Figure data in JSON
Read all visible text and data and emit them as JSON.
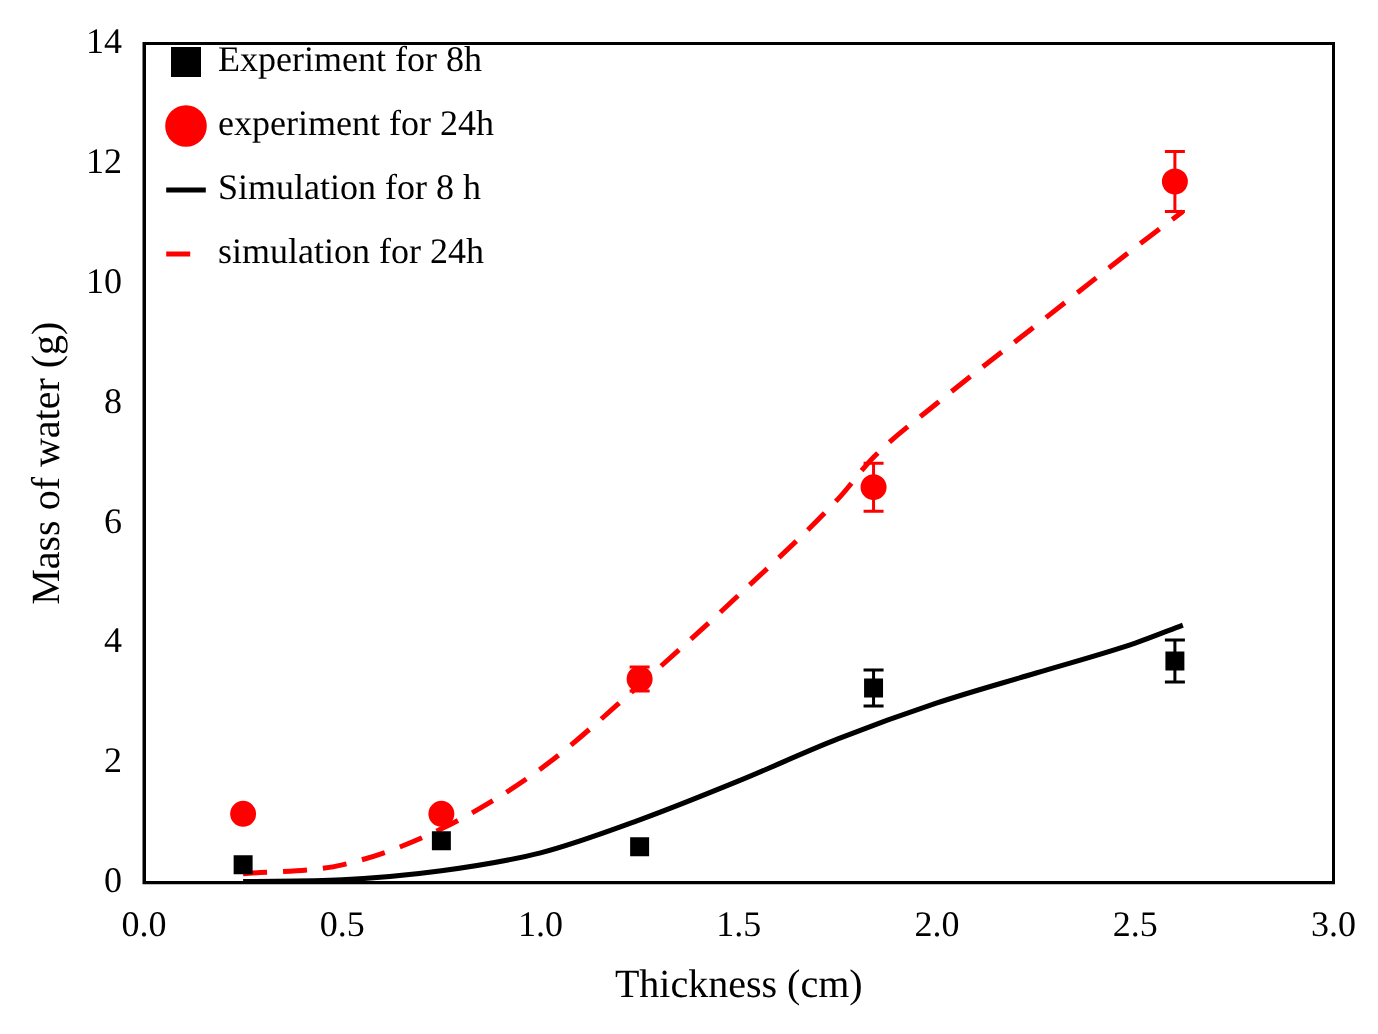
{
  "chart_data": {
    "type": "scatter",
    "xlabel": "Thickness (cm)",
    "ylabel": "Mass of water (g)",
    "xlim": [
      0,
      3
    ],
    "xticks": [
      {
        "value": 0,
        "label": "0.0"
      },
      {
        "value": 0.5,
        "label": "0.5"
      },
      {
        "value": 1,
        "label": "1.0"
      },
      {
        "value": 1.5,
        "label": "1.5"
      },
      {
        "value": 2,
        "label": "2.0"
      },
      {
        "value": 2.5,
        "label": "2.5"
      },
      {
        "value": 3,
        "label": "3.0"
      }
    ],
    "ylim": [
      0,
      14
    ],
    "yticks": [
      0,
      2,
      4,
      6,
      8,
      10,
      12,
      14
    ],
    "legend": "top left",
    "grid": false,
    "series": [
      {
        "name": "Experiment for 8h",
        "type": "scatter",
        "marker": "square",
        "color": "#000000",
        "x": [
          0.25,
          0.75,
          1.25,
          1.84,
          2.6
        ],
        "values": [
          0.3,
          0.7,
          0.6,
          3.25,
          3.7
        ],
        "errors": [
          null,
          null,
          null,
          0.3,
          0.35
        ]
      },
      {
        "name": "experiment for 24h",
        "type": "scatter",
        "marker": "circle",
        "color": "#ff0000",
        "x": [
          0.25,
          0.75,
          1.25,
          1.84,
          2.6
        ],
        "values": [
          1.15,
          1.15,
          3.4,
          6.6,
          11.7
        ],
        "errors": [
          null,
          null,
          0.2,
          0.4,
          0.5
        ]
      },
      {
        "name": "Simulation for 8 h",
        "type": "line",
        "marker": "none",
        "line_style": "solid",
        "color": "#000000",
        "x": [
          0.25,
          0.5,
          0.75,
          1.0,
          1.25,
          1.5,
          1.75,
          2.0,
          2.25,
          2.5,
          2.62
        ],
        "values": [
          0.02,
          0.05,
          0.2,
          0.5,
          1.05,
          1.7,
          2.4,
          3.0,
          3.5,
          4.0,
          4.3
        ]
      },
      {
        "name": "simulation for 24h",
        "type": "line",
        "marker": "none",
        "line_style": "dashed",
        "color": "#ff0000",
        "x": [
          0.25,
          0.5,
          0.75,
          1.0,
          1.25,
          1.5,
          1.75,
          1.84,
          2.0,
          2.25,
          2.5,
          2.62
        ],
        "values": [
          0.15,
          0.3,
          0.9,
          1.9,
          3.3,
          4.8,
          6.4,
          7.1,
          8.0,
          9.3,
          10.6,
          11.2
        ]
      }
    ]
  }
}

Instruction: Extract all the entries word for word; omit any pictures.

Full answer:
Read all visible text and data and emit them as JSON.
{
  "chart_data": {
    "type": "scatter",
    "xlabel": "Thickness (cm)",
    "ylabel": "Mass of water (g)",
    "xlim": [
      0,
      3
    ],
    "xticks": [
      {
        "value": 0,
        "label": "0.0"
      },
      {
        "value": 0.5,
        "label": "0.5"
      },
      {
        "value": 1,
        "label": "1.0"
      },
      {
        "value": 1.5,
        "label": "1.5"
      },
      {
        "value": 2,
        "label": "2.0"
      },
      {
        "value": 2.5,
        "label": "2.5"
      },
      {
        "value": 3,
        "label": "3.0"
      }
    ],
    "ylim": [
      0,
      14
    ],
    "yticks": [
      0,
      2,
      4,
      6,
      8,
      10,
      12,
      14
    ],
    "legend": "top left",
    "grid": false,
    "series": [
      {
        "name": "Experiment for 8h",
        "type": "scatter",
        "marker": "square",
        "color": "#000000",
        "x": [
          0.25,
          0.75,
          1.25,
          1.84,
          2.6
        ],
        "values": [
          0.3,
          0.7,
          0.6,
          3.25,
          3.7
        ],
        "errors": [
          null,
          null,
          null,
          0.3,
          0.35
        ]
      },
      {
        "name": "experiment for 24h",
        "type": "scatter",
        "marker": "circle",
        "color": "#ff0000",
        "x": [
          0.25,
          0.75,
          1.25,
          1.84,
          2.6
        ],
        "values": [
          1.15,
          1.15,
          3.4,
          6.6,
          11.7
        ],
        "errors": [
          null,
          null,
          0.2,
          0.4,
          0.5
        ]
      },
      {
        "name": "Simulation for 8 h",
        "type": "line",
        "marker": "none",
        "line_style": "solid",
        "color": "#000000",
        "x": [
          0.25,
          0.5,
          0.75,
          1.0,
          1.25,
          1.5,
          1.75,
          2.0,
          2.25,
          2.5,
          2.62
        ],
        "values": [
          0.02,
          0.05,
          0.2,
          0.5,
          1.05,
          1.7,
          2.4,
          3.0,
          3.5,
          4.0,
          4.3
        ]
      },
      {
        "name": "simulation for 24h",
        "type": "line",
        "marker": "none",
        "line_style": "dashed",
        "color": "#ff0000",
        "x": [
          0.25,
          0.5,
          0.75,
          1.0,
          1.25,
          1.5,
          1.75,
          1.84,
          2.0,
          2.25,
          2.5,
          2.62
        ],
        "values": [
          0.15,
          0.3,
          0.9,
          1.9,
          3.3,
          4.8,
          6.4,
          7.1,
          8.0,
          9.3,
          10.6,
          11.2
        ]
      }
    ]
  }
}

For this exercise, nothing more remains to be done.